### [Problem to solve]
Go through the listing below and gather every line with the word "luận".

### [Data extract]
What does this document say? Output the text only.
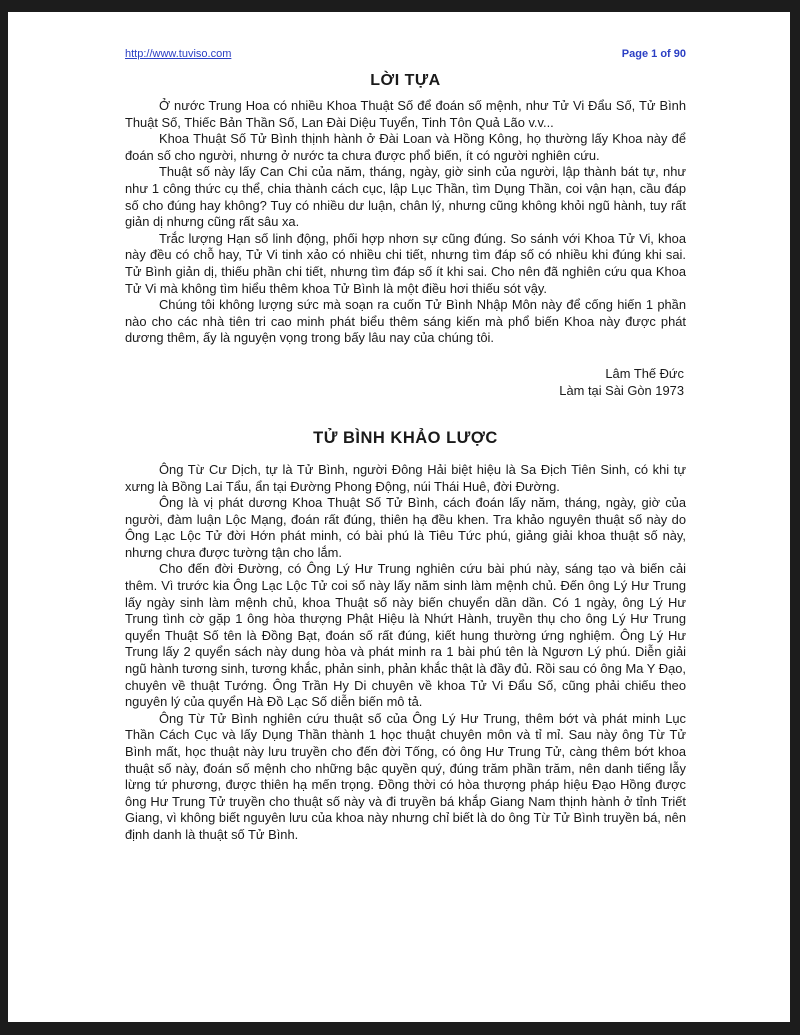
http://www.tuviso.com	Page 1 of 90
LỜI TỰA

Ở nước Trung Hoa có nhiều Khoa Thuật Số để đoán số mệnh, như Tử Vi Đẩu Số, Tử Bình Thuật Số, Thiếc Bản Thần Số, Lan Đài Diệu Tuyển, Tinh Tôn Quả Lão v.v...

Khoa Thuật Số Tử Bình thịnh hành ở Đài Loan và Hồng Kông, họ thường lấy Khoa này để đoán số cho người, nhưng ở nước ta chưa được phổ biến, ít có người nghiên cứu.

Thuật số này lấy Can Chi của năm, tháng, ngày, giờ sinh của người, lập thành bát tự, như như 1 công thức cụ thể, chia thành cách cục, lập Lục Thần, tìm Dụng Thần, coi vận hạn, cầu đáp số cho đúng hay không? Tuy có nhiều dư luận, chân lý, nhưng cũng không khỏi ngũ hành, tuy rất giản dị nhưng cũng rất sâu xa.

Trắc lượng Hạn số linh động, phối hợp nhơn sự cũng đúng. So sánh với Khoa Tử Vi, khoa này đều có chỗ hay, Tử Vi tinh xảo có nhiều chi tiết, nhưng tìm đáp số có nhiều khi đúng khi sai. Tử Bình giản dị, thiếu phần chi tiết, nhưng tìm đáp số ít khi sai. Cho nên đã nghiên cứu qua Khoa Tử Vi mà không tìm hiểu thêm khoa Tử Bình là một điều hơi thiếu sót vậy.

Chúng tôi không lượng sức mà soạn ra cuốn Tử Bình Nhập Môn này để cống hiến 1 phần nào cho các nhà tiên tri cao minh phát biểu thêm sáng kiến mà phổ biến Khoa này được phát dương thêm, ấy là nguyện vọng trong bấy lâu nay của chúng tôi.

Lâm Thế Đức
Làm tại Sài Gòn 1973
TỬ BÌNH KHẢO LƯỢC

Ông Từ Cư Dịch, tự là Tử Bình, người Đông Hải biệt hiệu là Sa Địch Tiên Sinh, có khi tự xưng là Bồng Lai Tẩu, ẩn tại Đường Phong Động, núi Thái Huê, đời Đường.

Ông là vị phát dương Khoa Thuật Số Tử Bình, cách đoán lấy năm, tháng, ngày, giờ của người, đàm luận Lộc Mạng, đoán rất đúng, thiên hạ đều khen. Tra khảo nguyên thuật số này do Ông Lạc Lộc Tử đời Hớn phát minh, có bài phú là Tiêu Tức phú, giảng giải khoa thuật số này, nhưng chưa được tường tận cho lắm.

Cho đến đời Đường, có Ông Lý Hư Trung nghiên cứu bài phú này, sáng tạo và biến cải thêm. Vì trước kia Ông Lạc Lộc Tử coi số này lấy năm sinh làm mệnh chủ. Đến ông Lý Hư Trung lấy ngày sinh làm mệnh chủ, khoa Thuật số này biến chuyển dần dần. Có 1 ngày, ông Lý Hư Trung tình cờ gặp 1 ông hòa thượng Phật Hiệu là Nhứt Hành, truyền thụ cho ông Lý Hư Trung quyển Thuật Số tên là Đồng Bạt, đoán số rất đúng, kiết hung thường ứng nghiệm. Ông Lý Hư Trung lấy 2 quyển sách này dung hòa và phát minh ra 1 bài phú tên là Ngươn Lý phú. Diễn giải ngũ hành tương sinh, tương khắc, phản sinh, phản khắc thật là đầy đủ. Rồi sau có ông Ma Y Đạo, chuyên về thuật Tướng. Ông Trần Hy Di chuyên về khoa Tử Vi Đẩu Số, cũng phải chiếu theo nguyên lý của quyển Hà Đồ Lạc Số diễn biến mô tả.

Ông Từ Tử Bình nghiên cứu thuật số của Ông Lý Hư Trung, thêm bớt và phát minh Lục Thần Cách Cục và lấy Dụng Thần thành 1 học thuật chuyên môn và tỉ mỉ. Sau này ông Từ Tử Bình mất, học thuật này lưu truyền cho đến đời Tống, có ông Hư Trung Tử, càng thêm bớt khoa thuật số này, đoán số mệnh cho những bậc quyền quý, đúng trăm phần trăm, nên danh tiếng lẫy lừng tứ phương, được thiên hạ mến trọng. Đồng thời có hòa thượng pháp hiệu Đạo Hồng được ông Hư Trung Tử truyền cho thuật số này và đi truyền bá khắp Giang Nam thịnh hành ở tỉnh Triết Giang, vì không biết nguyên lưu của khoa này nhưng chỉ biết là do ông Từ Tử Bình truyền bá, nên định danh là thuật số Tử Bình.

### [Written solution]
Thuật số này lấy Can Chi của năm, tháng, ngày, giờ sinh của người, lập thành bát tự, như như 1 công thức cụ thể, chia thành cách cục, lập Lục Thần, tìm Dụng Thần, coi vận hạn, cầu đáp số cho đúng hay không? Tuy có nhiều dư luận, chân lý, nhưng cũng không khỏi ngũ hành, tuy rất giản dị nhưng cũng rất sâu xa.
Ông là vị phát dương Khoa Thuật Số Tử Bình, cách đoán lấy năm, tháng, ngày, giờ của người, đàm luận Lộc Mạng, đoán rất đúng, thiên hạ đều khen. Tra khảo nguyên thuật số này do Ông Lạc Lộc Tử đời Hớn phát minh, có bài phú là Tiêu Tức phú, giảng giải khoa thuật số này, nhưng chưa được tường tận cho lắm.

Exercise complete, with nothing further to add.